Text under study START
REPUBLIC OF KENYA
IN THE HIGH COURT OF KENYA AT KISUMU
ELC NO.208 OF 2013
JULIANA ACHIENG OWINO.........................PLAINTIFF/RESPONDENT
1. ROSE OBAMA.........................................DEFENDANT/APPLICANT
2. GORDON OBAMA....................................DEFENDANT/APPLICANT
This ruling follows interpartes hearing of the application dated 2/9/2013 and filed on the same date. The application is a Notice of Motion brought under Order 40, Sections 1A, 1B and 3A of Civil Procedure Act (CAP 21). It is brought under a certificate of urgency and the following orders are asked for at this stage.
- While pending the hearing and determination of this application the Court be pleased to set aside, vary or discharge the exparte orders of 15/8/2013 pending hearing and determination of the application.
- While pending the hearing and determination of this suit, there be an interim order of injunction directed to the plaintiff, her agents, servants employees or whoever else from interfering with the defendants peaceful occupation of land parcel No. KOLWA/KASULE/1572 adjudication Section.
- Costs of the application to be borne by the respondent.
The grounds advanced in support of the application state, inter alia, that the defendant/applicant bought a portion of KOLWA/KASULE/1572 Adjudication Section measuring 29m X 28M X 25 X 34 on or about 4th October 1989 and built a house there in year 2000 and has been staying there without interruption. The plaintiff then obtained Exparte restraining orders preventing the defendants, agents, sympathizers or family members from stepping, entering, working, tilling, wasting, constructing, damaging, accumulating materials and/or in any other way committing any act of trespass on parcel No. KISUMU/KASULE/2510 pending the hearing of the application inter partes but the plaintiff instead demolished and destroyed the properties of the defendant/applicant. The order issued is said not to have been served on the defendant and the demolition of the house is termed as an act of impunity, Contrary to Logic and in disregard of the Constitution.
The 1st defendant is said to be spending nights in the cold as the plaintiff has demolished her house. The Court is asked to keep its dignity and respect by refusing to allow willful and deliberate misinterpretation of its orders.
The supporting affidavit repeats some of what is already in the grounds advanced. It seems to be the position of the defendants that when the 1st defendant bought the land, the process of transferring it to her was never completed. She however settled on the land and put up a house. The plaintiff is said to have demolished that house purporting to be acting on court orders herein complained of. The 1st defendant depones she was never served with the said orders. The plaintiff is accused of material non-disclosure. It was also stated that exparte orders cannot be used to evict.
Text under study END
Source material START
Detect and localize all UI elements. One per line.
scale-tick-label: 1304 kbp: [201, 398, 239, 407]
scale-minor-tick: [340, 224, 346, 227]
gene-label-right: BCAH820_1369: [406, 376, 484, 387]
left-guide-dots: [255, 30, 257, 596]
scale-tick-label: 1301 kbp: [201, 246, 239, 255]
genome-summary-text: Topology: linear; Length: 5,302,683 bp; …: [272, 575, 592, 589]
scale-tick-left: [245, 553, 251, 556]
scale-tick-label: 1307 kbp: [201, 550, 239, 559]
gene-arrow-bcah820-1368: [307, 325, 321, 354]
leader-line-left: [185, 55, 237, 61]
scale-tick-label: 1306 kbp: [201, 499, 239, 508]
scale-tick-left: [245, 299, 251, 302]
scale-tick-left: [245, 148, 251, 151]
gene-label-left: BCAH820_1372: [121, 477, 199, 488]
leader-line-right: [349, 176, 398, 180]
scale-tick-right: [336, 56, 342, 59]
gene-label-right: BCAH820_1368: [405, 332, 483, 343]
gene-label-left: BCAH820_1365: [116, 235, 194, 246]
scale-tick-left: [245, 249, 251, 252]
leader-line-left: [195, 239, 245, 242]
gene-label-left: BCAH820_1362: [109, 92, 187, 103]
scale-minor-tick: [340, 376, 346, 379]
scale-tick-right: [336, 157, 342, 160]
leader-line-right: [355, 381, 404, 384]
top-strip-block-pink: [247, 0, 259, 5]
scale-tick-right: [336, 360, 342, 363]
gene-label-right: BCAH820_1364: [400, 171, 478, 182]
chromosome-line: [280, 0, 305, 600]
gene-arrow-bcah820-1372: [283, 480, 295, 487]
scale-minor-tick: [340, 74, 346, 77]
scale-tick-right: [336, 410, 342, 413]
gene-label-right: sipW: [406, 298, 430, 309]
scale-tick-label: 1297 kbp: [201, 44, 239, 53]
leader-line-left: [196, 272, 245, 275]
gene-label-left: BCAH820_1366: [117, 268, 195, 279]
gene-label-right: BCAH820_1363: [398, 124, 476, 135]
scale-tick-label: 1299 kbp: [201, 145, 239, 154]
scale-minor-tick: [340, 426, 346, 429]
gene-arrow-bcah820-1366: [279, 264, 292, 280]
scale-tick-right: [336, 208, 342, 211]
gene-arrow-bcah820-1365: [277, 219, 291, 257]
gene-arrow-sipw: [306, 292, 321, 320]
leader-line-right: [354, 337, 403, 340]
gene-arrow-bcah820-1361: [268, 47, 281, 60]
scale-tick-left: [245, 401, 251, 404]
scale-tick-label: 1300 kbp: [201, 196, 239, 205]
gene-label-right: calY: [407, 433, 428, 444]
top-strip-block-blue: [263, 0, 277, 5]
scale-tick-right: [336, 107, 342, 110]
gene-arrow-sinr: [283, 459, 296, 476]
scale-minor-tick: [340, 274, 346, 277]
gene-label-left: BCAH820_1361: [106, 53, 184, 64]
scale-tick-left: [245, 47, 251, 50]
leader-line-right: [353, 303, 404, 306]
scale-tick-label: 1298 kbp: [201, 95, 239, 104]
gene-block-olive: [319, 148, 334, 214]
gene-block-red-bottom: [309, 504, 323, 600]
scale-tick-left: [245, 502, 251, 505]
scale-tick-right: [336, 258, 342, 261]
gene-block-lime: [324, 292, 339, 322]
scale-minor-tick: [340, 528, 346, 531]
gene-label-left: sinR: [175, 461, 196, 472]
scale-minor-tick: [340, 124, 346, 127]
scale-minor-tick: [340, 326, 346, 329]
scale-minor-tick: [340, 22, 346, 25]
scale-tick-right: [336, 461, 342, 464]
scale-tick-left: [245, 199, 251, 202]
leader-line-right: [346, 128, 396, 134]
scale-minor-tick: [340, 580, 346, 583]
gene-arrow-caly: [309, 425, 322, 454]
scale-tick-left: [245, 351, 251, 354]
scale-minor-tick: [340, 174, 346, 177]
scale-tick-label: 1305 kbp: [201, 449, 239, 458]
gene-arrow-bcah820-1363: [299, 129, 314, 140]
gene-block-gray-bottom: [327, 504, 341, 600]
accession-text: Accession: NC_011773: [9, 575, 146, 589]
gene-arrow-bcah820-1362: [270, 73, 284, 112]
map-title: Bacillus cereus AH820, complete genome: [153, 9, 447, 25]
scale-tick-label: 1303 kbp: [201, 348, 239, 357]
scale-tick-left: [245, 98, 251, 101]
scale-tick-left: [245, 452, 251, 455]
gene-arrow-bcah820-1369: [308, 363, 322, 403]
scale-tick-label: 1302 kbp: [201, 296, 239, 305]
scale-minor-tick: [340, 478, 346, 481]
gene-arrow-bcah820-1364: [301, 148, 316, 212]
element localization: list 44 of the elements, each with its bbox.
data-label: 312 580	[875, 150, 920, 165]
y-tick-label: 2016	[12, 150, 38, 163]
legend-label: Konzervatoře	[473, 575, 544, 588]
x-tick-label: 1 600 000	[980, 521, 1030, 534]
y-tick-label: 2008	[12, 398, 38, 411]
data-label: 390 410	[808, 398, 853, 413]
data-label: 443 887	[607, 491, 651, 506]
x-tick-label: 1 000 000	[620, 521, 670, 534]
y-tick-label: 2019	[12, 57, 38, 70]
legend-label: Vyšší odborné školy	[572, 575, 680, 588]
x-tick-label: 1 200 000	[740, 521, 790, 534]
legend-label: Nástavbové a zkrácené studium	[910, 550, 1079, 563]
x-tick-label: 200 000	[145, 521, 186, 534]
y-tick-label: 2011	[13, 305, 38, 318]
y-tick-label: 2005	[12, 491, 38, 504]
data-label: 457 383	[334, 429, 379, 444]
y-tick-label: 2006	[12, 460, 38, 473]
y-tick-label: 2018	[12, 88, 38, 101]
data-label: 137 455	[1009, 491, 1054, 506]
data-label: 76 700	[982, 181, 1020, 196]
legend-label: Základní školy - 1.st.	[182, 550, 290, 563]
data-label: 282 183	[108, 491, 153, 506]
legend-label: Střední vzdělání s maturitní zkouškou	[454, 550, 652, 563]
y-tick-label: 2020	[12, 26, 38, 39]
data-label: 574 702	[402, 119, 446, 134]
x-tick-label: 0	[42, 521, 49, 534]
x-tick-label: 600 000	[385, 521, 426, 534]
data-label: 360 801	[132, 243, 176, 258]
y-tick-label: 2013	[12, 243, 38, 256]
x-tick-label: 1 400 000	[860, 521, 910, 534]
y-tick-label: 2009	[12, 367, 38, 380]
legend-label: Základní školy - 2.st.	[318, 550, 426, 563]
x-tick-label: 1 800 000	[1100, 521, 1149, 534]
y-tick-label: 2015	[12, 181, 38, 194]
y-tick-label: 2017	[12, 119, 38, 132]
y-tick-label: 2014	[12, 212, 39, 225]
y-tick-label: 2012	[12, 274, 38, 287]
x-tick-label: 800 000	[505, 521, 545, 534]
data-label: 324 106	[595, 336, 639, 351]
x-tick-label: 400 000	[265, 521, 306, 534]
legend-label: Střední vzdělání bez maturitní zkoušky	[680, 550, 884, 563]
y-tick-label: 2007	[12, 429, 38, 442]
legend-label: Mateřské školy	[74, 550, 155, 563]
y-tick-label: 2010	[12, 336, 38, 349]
Source material END
### What to produce
In the court ruling, under which act is the Notice of Motion brought?

### Answer to this problem
The Civil Procedure Act (CAP 21)